TEXT FOR ANALYSIS:

··········

1993: The Dole-Chafee Bill
In 1993, some Republicans believed they needed to come up with an alternative to Bill Clinton’s health care plan (in contrast to the, “Just Say No” approach advocated by Will Kristol at the time, and again today) – with 20 Republican Senators eventually introducing to great fanfare the Dole-Chafee bill. This bill was flawed and politically impossible to get through Congress given the many interests it offended – from labor to the elderly to big corporations. This was because it’s main goal was to undermine the employer-provided health insurance system and to a lesser degree the government-provided health insurance system. The Republicans saw these as distancing individuals from the cost of their health care decisions and thus as two of the main drivers of increasing costs – though they did not acknowledge or attempt to fix any of the problems which made the individual health insurance market untenable for most. This bill included:
- An individual mandate enforced by a penalty imposed on those who did not comply.
- A government voucher to purchase health insurance for individuals to up to 240% of the poverty line. (Which is more generous than the Senate Finance bill which only offered subsidies for families up to 200% of the poverty line.)
- A cap on how much health insurance could be deducted as a tax credit (similar to what the Senate Finance Committee proposed recently, which Republicans denounced as raising taxes.)
- The removal of the tax credit for all private health insurance plans that did not provide a “federally guaranteed package of health care benefits.” (Which is more radical than anything Obama is proposing – and a greater reach of the government into the private sector.)
- The elimination of discrimination on the basis of preexisting conditions.
- Financing through cuts in Medicare Part B and the limits in tax credits discussed above.
“Obamacare”
Compare the above to the plans now circulating in Congress and backed by Obama.
They have many of the same goals:
- reducing the growth of health care spending;
- eliminating the holes in our insurance system and insuring the uninsured;
- eliminating abuses by the health insurance industry.
They have some similar mechanisms to achieve these goals:
- regulation of health insurance industry;
- individual mandate;
- subsidies for those who cannot afford insurance;
- technocratic panels.

··········

PROBLEM: In the passage on the 1993 Dole-Chafee bill, up to what income level would the bill's government voucher for health insurance have been available? The material after this point comes from a different source.

··········

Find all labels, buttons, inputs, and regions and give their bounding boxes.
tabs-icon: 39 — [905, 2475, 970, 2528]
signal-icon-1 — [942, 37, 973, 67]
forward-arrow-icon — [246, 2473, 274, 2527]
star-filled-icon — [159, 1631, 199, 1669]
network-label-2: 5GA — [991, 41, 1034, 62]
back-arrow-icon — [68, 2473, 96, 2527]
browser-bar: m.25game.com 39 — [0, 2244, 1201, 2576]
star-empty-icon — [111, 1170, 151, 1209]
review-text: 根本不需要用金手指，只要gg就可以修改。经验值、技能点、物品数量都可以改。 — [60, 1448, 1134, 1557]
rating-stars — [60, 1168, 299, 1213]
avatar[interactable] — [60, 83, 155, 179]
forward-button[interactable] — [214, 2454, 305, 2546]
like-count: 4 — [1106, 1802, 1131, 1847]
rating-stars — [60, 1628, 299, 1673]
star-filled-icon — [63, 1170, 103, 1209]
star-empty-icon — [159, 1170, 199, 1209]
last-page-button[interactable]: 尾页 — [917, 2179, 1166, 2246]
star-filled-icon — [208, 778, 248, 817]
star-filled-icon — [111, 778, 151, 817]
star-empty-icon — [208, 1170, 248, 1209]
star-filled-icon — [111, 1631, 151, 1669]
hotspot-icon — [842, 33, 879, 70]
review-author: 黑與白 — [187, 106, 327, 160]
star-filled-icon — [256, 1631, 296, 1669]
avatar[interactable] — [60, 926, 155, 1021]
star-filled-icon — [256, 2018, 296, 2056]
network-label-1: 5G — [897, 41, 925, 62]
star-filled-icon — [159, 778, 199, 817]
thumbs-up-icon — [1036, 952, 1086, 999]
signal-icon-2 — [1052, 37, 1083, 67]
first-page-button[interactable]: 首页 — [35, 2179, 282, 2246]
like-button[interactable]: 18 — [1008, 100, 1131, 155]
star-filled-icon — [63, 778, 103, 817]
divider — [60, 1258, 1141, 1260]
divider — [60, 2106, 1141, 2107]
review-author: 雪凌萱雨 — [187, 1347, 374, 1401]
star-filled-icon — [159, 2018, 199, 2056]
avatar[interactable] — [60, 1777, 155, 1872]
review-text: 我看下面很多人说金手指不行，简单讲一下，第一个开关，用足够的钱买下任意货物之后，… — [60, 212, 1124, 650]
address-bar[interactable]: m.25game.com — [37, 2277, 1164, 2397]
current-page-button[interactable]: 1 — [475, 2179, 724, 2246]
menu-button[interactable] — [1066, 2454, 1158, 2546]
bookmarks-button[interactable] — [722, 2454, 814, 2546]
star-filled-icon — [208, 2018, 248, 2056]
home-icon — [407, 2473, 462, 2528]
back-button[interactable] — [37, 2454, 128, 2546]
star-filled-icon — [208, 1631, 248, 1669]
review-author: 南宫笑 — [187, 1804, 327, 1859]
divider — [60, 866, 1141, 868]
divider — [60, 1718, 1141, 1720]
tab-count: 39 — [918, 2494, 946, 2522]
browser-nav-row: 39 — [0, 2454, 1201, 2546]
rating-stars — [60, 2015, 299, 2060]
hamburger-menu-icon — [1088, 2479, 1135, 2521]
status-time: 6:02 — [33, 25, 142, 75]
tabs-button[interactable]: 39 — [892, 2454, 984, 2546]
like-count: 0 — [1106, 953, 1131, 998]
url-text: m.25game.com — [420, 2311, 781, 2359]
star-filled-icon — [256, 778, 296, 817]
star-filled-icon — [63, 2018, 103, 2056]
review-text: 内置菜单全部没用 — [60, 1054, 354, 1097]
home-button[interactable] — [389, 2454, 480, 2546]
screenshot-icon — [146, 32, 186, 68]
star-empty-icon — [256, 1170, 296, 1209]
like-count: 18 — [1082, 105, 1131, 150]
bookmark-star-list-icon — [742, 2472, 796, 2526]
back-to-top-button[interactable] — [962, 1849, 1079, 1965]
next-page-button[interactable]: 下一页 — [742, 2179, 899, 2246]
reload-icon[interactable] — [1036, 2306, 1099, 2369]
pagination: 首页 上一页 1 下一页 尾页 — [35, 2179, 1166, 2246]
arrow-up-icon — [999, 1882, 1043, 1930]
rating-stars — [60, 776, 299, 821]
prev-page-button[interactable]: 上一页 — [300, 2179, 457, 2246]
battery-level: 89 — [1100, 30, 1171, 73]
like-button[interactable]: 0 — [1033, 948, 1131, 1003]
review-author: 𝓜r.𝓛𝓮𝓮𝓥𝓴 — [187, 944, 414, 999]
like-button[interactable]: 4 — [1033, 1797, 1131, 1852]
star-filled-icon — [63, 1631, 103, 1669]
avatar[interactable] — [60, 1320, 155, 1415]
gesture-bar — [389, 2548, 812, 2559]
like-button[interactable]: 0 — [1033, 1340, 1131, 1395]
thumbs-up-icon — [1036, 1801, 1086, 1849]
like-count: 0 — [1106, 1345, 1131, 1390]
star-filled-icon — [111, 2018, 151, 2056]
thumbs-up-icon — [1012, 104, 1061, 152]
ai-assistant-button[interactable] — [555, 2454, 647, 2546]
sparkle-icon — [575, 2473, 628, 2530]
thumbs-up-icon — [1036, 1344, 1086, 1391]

··········

WRITTEN RESPONSE: Up to 240% of the poverty line.